> [Material for this exercise]:
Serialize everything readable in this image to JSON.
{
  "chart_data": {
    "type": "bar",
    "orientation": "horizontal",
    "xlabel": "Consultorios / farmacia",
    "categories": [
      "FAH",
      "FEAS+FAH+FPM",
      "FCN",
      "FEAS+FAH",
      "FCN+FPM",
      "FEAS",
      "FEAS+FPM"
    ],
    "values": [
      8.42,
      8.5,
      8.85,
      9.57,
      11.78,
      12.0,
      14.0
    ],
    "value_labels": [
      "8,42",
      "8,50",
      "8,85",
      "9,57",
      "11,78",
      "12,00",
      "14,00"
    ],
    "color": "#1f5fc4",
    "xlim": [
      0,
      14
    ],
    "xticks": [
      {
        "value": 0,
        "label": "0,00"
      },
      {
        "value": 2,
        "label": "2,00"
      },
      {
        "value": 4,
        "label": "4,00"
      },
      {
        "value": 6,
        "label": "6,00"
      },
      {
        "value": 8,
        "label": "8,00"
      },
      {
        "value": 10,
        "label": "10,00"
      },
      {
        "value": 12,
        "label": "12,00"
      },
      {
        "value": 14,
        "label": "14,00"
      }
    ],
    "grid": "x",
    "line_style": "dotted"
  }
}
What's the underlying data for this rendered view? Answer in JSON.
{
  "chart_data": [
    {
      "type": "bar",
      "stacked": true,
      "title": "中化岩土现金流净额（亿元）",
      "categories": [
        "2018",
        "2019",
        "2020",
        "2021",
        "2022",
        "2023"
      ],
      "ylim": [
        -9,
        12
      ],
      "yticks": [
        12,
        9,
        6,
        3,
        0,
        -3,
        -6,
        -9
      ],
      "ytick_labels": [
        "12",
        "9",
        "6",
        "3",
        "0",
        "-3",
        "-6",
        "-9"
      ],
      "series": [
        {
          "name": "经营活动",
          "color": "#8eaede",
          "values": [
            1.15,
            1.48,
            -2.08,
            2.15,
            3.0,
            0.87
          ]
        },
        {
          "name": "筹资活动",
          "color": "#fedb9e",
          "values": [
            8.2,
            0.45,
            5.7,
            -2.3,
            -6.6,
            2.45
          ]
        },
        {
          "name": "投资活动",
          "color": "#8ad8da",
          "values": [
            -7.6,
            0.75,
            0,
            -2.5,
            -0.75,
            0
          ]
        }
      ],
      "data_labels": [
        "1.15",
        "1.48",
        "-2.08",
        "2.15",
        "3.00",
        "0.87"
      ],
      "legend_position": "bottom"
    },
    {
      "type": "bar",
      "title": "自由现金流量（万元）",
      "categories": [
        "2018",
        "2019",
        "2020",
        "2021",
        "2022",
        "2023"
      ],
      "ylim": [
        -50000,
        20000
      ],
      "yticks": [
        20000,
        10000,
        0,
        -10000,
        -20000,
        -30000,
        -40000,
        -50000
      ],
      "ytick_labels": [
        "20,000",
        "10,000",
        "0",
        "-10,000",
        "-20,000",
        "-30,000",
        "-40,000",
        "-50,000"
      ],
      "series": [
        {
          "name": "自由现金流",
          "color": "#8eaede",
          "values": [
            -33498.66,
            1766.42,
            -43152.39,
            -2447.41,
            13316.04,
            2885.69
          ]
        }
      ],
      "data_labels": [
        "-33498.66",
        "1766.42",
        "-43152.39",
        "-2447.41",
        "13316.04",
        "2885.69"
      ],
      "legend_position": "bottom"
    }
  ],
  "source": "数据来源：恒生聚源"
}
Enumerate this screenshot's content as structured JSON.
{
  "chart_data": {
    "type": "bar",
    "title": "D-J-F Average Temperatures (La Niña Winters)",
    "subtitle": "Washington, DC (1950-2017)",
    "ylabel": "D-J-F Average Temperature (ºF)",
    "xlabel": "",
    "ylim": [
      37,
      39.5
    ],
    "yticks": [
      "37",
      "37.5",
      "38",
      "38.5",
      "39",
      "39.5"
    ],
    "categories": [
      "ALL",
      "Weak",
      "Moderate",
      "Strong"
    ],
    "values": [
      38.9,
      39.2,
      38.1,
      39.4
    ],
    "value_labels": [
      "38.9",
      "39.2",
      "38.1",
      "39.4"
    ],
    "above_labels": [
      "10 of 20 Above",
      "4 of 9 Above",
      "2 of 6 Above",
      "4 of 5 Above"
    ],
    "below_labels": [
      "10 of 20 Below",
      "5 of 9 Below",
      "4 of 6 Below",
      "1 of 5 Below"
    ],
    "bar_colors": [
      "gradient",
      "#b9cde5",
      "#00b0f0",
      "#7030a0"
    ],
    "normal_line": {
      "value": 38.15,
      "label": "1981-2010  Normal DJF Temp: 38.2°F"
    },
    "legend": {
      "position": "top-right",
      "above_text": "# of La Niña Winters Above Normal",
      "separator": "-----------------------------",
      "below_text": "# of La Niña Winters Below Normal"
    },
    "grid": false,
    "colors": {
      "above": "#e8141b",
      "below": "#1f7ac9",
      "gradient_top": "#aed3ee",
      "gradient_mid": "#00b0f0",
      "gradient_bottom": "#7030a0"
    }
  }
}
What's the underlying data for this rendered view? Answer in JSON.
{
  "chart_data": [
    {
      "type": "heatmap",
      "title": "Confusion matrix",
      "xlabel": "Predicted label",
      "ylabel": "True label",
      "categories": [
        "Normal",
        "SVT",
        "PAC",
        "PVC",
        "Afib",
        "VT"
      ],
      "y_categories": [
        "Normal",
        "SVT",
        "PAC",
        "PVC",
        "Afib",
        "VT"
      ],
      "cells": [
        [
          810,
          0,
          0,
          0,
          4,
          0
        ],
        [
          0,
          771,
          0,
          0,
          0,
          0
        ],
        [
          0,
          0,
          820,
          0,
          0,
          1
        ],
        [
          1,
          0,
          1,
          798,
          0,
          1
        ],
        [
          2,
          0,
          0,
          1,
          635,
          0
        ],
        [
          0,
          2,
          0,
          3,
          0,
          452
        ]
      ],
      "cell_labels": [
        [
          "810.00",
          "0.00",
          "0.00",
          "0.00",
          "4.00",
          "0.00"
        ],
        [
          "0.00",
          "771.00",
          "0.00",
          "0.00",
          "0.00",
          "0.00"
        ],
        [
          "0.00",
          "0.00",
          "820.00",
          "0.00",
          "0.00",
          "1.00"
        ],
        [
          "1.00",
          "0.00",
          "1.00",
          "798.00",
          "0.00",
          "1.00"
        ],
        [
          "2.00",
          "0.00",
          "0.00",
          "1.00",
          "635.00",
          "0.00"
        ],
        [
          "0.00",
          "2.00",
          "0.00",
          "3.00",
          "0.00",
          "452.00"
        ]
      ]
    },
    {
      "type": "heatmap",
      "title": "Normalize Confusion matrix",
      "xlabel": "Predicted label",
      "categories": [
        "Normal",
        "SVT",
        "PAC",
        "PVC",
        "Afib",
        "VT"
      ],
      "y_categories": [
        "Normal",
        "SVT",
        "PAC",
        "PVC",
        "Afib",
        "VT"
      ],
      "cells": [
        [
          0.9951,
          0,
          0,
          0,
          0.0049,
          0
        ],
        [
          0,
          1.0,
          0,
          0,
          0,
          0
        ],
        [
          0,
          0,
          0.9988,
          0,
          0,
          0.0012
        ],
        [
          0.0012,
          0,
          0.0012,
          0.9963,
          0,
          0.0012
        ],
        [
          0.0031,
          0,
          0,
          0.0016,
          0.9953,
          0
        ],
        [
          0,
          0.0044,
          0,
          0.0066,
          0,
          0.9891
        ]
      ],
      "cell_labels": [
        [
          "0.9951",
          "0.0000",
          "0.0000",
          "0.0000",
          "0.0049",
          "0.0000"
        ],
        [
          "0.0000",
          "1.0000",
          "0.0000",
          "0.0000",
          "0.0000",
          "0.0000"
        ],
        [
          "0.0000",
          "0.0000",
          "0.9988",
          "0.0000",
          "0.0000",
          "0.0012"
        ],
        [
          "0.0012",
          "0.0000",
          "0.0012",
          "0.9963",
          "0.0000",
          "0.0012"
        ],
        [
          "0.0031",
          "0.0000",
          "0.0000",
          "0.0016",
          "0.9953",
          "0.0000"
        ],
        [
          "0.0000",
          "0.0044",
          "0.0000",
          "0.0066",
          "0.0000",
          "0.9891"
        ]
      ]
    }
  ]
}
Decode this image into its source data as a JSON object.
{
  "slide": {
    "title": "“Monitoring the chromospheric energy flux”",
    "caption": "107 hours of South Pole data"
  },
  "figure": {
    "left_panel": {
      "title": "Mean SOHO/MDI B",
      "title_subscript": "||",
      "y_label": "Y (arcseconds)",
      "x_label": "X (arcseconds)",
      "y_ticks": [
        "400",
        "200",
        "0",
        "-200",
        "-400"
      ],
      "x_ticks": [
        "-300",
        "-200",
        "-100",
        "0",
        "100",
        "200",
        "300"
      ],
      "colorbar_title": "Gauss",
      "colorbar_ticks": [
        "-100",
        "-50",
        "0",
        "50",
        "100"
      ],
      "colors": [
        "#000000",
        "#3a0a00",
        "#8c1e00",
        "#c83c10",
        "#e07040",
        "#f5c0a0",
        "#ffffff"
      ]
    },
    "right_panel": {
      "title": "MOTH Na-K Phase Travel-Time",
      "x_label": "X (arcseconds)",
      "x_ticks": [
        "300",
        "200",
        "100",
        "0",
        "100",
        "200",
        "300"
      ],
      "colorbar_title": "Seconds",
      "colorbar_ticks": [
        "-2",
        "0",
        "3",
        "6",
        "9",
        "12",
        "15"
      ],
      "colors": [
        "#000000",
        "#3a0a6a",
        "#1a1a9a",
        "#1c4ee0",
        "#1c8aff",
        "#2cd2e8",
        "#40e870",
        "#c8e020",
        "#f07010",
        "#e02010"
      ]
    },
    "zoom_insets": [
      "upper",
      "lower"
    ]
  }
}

> [Task objective]: Return all lines of the material above in which the word "xlabel" occurs.

> [Written response]:
    "xlabel": "Consultorios / farmacia",
    "xlabel": "",
      "xlabel": "Predicted label",
      "xlabel": "Predicted label",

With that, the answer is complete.